• [Direction]
Please recast the stretch from the first line through the line containing "task-percent: 0% xyxy=(714,1415,742,1436)", both included, as a JSON list of strings with one string per line and blank lines left out.

##### Dataset records #####

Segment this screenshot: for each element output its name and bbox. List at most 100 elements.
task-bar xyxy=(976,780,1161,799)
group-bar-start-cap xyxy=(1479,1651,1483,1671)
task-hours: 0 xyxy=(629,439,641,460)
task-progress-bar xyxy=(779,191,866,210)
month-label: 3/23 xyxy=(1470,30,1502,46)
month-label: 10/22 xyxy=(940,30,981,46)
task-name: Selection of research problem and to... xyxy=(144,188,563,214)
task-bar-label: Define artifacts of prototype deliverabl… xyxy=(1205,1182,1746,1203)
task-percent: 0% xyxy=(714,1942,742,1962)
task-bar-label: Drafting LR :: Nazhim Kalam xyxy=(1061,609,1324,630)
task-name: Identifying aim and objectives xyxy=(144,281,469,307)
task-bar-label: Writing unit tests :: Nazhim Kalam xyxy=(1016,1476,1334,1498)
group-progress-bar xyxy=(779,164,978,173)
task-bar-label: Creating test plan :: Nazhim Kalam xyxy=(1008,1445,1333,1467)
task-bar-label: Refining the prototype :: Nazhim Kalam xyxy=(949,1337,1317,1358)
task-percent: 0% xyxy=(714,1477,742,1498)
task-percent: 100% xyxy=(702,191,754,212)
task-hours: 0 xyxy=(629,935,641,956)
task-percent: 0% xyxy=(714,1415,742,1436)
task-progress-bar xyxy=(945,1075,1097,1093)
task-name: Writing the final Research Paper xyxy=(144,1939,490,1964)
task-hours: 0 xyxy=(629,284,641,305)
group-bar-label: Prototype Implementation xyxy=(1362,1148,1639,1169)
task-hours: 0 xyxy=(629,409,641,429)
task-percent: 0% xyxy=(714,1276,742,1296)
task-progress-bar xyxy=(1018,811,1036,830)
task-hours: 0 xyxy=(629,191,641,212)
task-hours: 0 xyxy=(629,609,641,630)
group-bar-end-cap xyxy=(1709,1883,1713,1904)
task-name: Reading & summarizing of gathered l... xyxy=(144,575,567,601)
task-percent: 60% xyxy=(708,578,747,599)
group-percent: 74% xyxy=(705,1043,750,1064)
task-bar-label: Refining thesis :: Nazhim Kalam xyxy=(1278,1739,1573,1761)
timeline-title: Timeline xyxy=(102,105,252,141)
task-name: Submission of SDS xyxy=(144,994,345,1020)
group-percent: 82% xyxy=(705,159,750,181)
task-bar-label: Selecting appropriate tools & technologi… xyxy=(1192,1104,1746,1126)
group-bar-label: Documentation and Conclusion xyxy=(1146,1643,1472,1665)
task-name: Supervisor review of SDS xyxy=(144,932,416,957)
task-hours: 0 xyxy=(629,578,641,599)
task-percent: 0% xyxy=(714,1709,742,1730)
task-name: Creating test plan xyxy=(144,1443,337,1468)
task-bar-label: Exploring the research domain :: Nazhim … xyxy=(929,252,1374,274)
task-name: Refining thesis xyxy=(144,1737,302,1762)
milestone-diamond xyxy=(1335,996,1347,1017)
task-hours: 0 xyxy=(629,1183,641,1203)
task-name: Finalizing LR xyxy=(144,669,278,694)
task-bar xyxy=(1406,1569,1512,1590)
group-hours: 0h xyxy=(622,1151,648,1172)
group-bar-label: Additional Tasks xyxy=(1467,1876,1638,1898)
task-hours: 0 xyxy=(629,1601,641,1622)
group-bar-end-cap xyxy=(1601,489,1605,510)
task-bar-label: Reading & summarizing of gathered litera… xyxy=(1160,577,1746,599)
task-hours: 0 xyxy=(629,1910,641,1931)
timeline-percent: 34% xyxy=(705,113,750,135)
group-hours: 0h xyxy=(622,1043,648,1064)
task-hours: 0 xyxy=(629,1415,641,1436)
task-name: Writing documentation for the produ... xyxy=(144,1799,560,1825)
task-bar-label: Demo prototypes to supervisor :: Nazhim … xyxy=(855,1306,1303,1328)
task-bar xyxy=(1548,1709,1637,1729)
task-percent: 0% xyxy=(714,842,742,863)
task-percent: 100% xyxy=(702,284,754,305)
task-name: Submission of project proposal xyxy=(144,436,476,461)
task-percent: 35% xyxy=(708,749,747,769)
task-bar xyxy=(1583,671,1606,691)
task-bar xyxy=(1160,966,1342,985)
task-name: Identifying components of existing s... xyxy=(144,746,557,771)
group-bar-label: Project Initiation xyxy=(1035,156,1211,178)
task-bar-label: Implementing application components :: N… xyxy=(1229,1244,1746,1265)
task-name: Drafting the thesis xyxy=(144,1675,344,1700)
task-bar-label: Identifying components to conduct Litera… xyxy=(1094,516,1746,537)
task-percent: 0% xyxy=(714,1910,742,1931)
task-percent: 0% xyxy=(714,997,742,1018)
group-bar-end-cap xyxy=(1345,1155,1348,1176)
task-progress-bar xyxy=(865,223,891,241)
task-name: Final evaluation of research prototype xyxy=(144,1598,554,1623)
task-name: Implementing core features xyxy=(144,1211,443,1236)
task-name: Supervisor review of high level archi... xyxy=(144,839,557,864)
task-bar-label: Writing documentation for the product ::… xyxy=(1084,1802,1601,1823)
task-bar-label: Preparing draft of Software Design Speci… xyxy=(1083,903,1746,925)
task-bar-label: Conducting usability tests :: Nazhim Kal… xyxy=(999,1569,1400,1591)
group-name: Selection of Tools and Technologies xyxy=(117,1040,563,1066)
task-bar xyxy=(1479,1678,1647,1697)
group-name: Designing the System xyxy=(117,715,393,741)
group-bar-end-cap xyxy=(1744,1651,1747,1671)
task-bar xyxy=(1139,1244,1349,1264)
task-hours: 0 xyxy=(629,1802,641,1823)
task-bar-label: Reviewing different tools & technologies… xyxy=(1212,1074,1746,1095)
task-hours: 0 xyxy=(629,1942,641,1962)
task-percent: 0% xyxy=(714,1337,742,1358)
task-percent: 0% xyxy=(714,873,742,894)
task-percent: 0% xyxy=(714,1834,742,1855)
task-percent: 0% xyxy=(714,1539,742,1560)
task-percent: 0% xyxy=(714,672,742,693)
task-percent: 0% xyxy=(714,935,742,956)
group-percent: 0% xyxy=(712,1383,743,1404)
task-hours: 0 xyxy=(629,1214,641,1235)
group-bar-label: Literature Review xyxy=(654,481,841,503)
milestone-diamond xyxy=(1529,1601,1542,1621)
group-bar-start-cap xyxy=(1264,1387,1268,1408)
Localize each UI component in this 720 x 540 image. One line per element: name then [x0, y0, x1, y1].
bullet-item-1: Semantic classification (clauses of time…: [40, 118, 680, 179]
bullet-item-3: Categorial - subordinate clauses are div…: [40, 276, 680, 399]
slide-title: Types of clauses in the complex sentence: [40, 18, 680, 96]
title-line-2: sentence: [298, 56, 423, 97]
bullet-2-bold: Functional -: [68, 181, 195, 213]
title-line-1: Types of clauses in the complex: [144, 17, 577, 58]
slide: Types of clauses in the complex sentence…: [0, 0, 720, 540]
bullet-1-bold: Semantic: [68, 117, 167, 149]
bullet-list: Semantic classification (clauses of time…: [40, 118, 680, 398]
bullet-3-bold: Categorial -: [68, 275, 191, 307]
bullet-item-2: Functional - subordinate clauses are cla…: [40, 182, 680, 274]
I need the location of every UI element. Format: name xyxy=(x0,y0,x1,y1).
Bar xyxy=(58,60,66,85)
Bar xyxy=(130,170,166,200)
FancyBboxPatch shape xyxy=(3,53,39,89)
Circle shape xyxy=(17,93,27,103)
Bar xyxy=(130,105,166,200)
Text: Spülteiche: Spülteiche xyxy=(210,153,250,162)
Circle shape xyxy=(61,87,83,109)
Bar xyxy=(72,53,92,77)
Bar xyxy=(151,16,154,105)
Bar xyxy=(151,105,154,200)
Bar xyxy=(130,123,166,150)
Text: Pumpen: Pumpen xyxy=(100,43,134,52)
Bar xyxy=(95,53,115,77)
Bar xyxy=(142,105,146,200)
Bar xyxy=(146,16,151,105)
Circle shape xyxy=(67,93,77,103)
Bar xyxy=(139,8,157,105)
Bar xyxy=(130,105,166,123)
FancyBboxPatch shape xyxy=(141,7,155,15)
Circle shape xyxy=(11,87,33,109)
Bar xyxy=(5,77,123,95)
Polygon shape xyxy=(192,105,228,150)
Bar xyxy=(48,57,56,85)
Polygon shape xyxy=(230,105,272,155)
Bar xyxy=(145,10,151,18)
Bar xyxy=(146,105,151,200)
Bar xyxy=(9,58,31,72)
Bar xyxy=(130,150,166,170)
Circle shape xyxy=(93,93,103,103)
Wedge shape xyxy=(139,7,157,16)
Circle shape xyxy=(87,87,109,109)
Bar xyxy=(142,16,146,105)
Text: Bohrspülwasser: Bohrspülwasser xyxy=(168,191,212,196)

#####

• [Response to the exercise]
[
  "Segment this screenshot: for each element output its name and bbox. List at most 100 elements.",
  "task-bar xyxy=(976,780,1161,799)",
  "group-bar-start-cap xyxy=(1479,1651,1483,1671)",
  "task-hours: 0 xyxy=(629,439,641,460)",
  "task-progress-bar xyxy=(779,191,866,210)",
  "month-label: 3/23 xyxy=(1470,30,1502,46)",
  "month-label: 10/22 xyxy=(940,30,981,46)",
  "task-name: Selection of research problem and to... xyxy=(144,188,563,214)",
  "task-bar-label: Define artifacts of prototype deliverabl… xyxy=(1205,1182,1746,1203)",
  "task-percent: 0% xyxy=(714,1942,742,1962)",
  "task-bar-label: Drafting LR :: Nazhim Kalam xyxy=(1061,609,1324,630)",
  "task-name: Identifying aim and objectives xyxy=(144,281,469,307)",
  "task-bar-label: Writing unit tests :: Nazhim Kalam xyxy=(1016,1476,1334,1498)",
  "group-progress-bar xyxy=(779,164,978,173)",
  "task-bar-label: Creating test plan :: Nazhim Kalam xyxy=(1008,1445,1333,1467)",
  "task-bar-label: Refining the prototype :: Nazhim Kalam xyxy=(949,1337,1317,1358)",
  "task-percent: 0% xyxy=(714,1477,742,1498)",
  "task-percent: 100% xyxy=(702,191,754,212)",
  "task-hours: 0 xyxy=(629,935,641,956)",
  "task-percent: 0% xyxy=(714,1415,742,1436)"
]